■ Task inputs ■

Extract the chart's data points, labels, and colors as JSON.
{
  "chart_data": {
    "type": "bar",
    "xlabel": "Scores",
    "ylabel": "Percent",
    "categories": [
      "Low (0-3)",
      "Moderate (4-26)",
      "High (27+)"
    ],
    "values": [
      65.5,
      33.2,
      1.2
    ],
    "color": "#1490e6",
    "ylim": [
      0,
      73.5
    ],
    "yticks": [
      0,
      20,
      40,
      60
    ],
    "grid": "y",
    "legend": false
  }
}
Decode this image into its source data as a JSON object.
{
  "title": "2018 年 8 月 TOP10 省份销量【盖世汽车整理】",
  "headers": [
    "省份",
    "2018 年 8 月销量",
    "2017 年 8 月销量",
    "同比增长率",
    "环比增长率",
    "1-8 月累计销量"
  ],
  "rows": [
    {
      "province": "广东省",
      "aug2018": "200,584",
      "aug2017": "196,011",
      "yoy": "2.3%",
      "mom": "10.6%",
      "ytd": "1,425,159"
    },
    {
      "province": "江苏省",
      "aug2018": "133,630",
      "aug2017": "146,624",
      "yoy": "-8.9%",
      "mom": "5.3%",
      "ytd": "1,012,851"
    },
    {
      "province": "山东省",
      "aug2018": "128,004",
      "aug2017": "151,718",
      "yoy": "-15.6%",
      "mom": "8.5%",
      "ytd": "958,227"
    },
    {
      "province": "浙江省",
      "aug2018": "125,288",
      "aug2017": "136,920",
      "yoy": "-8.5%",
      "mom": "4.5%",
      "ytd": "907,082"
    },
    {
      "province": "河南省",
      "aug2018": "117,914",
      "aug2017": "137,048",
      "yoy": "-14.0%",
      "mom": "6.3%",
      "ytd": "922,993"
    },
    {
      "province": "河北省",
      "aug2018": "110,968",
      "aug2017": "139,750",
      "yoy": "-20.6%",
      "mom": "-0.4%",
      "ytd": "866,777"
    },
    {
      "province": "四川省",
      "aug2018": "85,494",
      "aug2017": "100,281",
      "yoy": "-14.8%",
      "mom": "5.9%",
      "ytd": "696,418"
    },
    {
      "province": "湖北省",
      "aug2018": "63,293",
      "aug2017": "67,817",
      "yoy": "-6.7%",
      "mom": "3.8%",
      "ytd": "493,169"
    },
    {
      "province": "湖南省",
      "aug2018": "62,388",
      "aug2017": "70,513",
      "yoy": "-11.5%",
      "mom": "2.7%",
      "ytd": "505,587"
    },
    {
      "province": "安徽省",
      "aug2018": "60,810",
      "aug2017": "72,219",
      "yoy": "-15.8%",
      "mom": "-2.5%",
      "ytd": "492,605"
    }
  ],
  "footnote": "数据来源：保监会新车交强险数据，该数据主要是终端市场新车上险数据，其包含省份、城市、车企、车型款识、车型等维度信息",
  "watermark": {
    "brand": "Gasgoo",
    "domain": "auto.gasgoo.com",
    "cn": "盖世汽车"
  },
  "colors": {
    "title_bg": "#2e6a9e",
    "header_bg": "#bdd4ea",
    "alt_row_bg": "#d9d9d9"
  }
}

■ Exercise objective ■
Extract each line of the material exactly as it stands.

■ Solution for this problem ■
Extract the chart's data points, labels, and colors as JSON.
{
  "chart_data": {
    "type": "bar",
    "xlabel": "Scores",
    "ylabel": "Percent",
    "categories": [
      "Low (0-3)",
      "Moderate (4-26)",
      "High (27+)"
    ],
    "values": [
      65.5,
      33.2,
      1.2
    ],
    "color": "#1490e6",
    "ylim": [
      0,
      73.5
    ],
    "yticks": [
      0,
      20,
      40,
      60
    ],
    "grid": "y",
    "legend": false
  }
}
Decode this image into its source data as a JSON object.
{
  "title": "2018 年 8 月 TOP10 省份销量【盖世汽车整理】",
  "headers": [
    "省份",
    "2018 年 8 月销量",
    "2017 年 8 月销量",
    "同比增长率",
    "环比增长率",
    "1-8 月累计销量"
  ],
  "rows": [
    {
      "province": "广东省",
      "aug2018": "200,584",
      "aug2017": "196,011",
      "yoy": "2.3%",
      "mom": "10.6%",
      "ytd": "1,425,159"
    },
    {
      "province": "江苏省",
      "aug2018": "133,630",
      "aug2017": "146,624",
      "yoy": "-8.9%",
      "mom": "5.3%",
      "ytd": "1,012,851"
    },
    {
      "province": "山东省",
      "aug2018": "128,004",
      "aug2017": "151,718",
      "yoy": "-15.6%",
      "mom": "8.5%",
      "ytd": "958,227"
    },
    {
      "province": "浙江省",
      "aug2018": "125,288",
      "aug2017": "136,920",
      "yoy": "-8.5%",
      "mom": "4.5%",
      "ytd": "907,082"
    },
    {
      "province": "河南省",
      "aug2018": "117,914",
      "aug2017": "137,048",
      "yoy": "-14.0%",
      "mom": "6.3%",
      "ytd": "922,993"
    },
    {
      "province": "河北省",
      "aug2018": "110,968",
      "aug2017": "139,750",
      "yoy": "-20.6%",
      "mom": "-0.4%",
      "ytd": "866,777"
    },
    {
      "province": "四川省",
      "aug2018": "85,494",
      "aug2017": "100,281",
      "yoy": "-14.8%",
      "mom": "5.9%",
      "ytd": "696,418"
    },
    {
      "province": "湖北省",
      "aug2018": "63,293",
      "aug2017": "67,817",
      "yoy": "-6.7%",
      "mom": "3.8%",
      "ytd": "493,169"
    },
    {
      "province": "湖南省",
      "aug2018": "62,388",
      "aug2017": "70,513",
      "yoy": "-11.5%",
      "mom": "2.7%",
      "ytd": "505,587"
    },
    {
      "province": "安徽省",
      "aug2018": "60,810",
      "aug2017": "72,219",
      "yoy": "-15.8%",
      "mom": "-2.5%",
      "ytd": "492,605"
    }
  ],
  "footnote": "数据来源：保监会新车交强险数据，该数据主要是终端市场新车上险数据，其包含省份、城市、车企、车型款识、车型等维度信息",
  "watermark": {
    "brand": "Gasgoo",
    "domain": "auto.gasgoo.com",
    "cn": "盖世汽车"
  },
  "colors": {
    "title_bg": "#2e6a9e",
    "header_bg": "#bdd4ea",
    "alt_row_bg": "#d9d9d9"
  }
}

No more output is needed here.